Set task
Show all lines from the data that include the word "flux".

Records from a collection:
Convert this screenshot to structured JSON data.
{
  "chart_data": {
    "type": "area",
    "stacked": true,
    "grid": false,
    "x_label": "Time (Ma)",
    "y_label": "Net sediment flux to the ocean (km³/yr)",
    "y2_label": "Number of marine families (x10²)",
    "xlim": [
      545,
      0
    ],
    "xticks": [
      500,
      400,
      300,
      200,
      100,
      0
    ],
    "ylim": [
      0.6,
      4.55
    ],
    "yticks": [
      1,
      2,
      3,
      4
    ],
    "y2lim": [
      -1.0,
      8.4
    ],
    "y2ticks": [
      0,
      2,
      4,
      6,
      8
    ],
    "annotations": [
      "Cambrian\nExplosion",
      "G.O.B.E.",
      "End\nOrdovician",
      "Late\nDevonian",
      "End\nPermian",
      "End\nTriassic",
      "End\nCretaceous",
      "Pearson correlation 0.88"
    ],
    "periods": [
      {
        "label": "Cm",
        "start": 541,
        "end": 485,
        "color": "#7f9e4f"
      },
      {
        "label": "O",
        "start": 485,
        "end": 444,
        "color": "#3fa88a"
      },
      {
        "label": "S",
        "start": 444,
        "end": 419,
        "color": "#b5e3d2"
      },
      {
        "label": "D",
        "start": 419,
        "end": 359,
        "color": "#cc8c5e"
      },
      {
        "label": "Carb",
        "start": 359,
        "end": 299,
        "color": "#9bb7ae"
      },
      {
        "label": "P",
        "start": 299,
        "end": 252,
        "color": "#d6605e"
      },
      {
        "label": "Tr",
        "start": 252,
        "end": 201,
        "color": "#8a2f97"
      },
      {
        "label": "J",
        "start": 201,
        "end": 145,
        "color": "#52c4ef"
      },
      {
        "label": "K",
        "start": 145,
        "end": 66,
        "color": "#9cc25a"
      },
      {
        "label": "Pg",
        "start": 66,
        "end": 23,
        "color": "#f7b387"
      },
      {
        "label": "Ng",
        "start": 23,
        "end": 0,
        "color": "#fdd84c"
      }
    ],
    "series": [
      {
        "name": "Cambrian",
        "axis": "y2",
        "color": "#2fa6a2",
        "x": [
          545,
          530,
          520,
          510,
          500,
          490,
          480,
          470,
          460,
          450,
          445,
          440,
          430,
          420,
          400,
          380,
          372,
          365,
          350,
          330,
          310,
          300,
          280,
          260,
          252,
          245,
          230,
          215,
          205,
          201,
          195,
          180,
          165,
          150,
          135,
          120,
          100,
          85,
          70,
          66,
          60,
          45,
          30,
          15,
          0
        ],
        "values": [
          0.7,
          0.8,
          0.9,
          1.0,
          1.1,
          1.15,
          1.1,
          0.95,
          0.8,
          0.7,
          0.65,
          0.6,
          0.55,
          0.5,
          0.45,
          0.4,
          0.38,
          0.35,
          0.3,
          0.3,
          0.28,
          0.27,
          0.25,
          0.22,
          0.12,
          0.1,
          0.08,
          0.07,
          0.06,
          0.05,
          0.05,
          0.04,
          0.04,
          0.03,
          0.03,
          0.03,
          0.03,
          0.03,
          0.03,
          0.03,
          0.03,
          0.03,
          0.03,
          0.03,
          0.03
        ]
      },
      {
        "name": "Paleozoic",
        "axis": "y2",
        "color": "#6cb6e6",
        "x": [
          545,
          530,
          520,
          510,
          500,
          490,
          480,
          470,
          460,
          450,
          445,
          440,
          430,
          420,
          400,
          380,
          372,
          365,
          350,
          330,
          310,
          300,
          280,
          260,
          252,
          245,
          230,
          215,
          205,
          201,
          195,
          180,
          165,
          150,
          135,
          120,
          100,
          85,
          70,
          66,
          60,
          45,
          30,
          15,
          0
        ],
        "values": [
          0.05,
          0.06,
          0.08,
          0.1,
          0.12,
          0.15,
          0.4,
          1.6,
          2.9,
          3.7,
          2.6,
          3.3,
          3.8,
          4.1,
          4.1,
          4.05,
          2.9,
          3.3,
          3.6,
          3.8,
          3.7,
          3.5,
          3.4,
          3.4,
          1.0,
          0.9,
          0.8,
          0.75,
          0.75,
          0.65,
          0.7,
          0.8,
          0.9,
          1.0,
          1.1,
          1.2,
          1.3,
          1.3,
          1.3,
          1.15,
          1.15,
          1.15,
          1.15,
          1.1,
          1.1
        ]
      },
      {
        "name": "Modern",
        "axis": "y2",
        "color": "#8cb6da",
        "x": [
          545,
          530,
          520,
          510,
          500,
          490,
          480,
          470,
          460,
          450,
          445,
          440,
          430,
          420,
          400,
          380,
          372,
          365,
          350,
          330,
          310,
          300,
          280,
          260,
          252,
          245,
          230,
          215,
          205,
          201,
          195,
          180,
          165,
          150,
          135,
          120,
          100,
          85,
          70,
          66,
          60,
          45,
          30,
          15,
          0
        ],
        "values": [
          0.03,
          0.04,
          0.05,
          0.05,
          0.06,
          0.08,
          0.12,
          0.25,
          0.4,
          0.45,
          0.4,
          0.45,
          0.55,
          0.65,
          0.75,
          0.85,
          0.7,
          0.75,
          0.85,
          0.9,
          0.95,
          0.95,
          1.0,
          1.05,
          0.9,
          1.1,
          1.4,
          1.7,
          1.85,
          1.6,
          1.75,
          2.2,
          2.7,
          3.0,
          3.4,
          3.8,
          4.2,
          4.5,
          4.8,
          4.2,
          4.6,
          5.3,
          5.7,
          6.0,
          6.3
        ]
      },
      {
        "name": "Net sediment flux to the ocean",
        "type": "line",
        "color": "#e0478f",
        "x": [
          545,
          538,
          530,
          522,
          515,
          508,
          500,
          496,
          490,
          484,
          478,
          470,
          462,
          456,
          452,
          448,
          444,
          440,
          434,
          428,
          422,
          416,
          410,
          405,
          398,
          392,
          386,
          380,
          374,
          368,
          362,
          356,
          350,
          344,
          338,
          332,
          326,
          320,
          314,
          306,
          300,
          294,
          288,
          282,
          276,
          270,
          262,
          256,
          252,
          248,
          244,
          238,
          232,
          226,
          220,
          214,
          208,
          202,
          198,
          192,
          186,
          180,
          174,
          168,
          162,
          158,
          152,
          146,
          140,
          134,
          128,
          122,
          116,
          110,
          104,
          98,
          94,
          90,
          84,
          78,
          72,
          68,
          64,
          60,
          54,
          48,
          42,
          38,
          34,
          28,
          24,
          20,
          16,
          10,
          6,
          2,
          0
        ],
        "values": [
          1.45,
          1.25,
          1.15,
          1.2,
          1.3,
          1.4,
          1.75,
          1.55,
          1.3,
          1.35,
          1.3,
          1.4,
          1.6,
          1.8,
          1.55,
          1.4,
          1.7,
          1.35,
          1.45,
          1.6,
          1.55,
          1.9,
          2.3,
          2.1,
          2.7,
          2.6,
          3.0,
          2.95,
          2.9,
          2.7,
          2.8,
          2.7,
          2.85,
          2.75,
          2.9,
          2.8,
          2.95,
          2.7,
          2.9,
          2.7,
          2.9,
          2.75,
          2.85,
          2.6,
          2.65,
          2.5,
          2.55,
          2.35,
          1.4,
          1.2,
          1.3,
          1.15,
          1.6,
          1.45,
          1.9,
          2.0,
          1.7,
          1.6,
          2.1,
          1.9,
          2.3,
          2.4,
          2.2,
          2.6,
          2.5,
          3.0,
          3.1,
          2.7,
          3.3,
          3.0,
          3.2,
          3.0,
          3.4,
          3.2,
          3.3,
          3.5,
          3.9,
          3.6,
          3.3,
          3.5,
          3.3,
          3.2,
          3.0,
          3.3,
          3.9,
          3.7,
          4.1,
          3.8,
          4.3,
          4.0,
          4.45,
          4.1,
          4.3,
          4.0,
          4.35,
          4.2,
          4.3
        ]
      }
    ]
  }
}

Solution to the problem
    "y_label": "Net sediment flux to the ocean (km³/yr)",
        "name": "Net sediment flux to the ocean",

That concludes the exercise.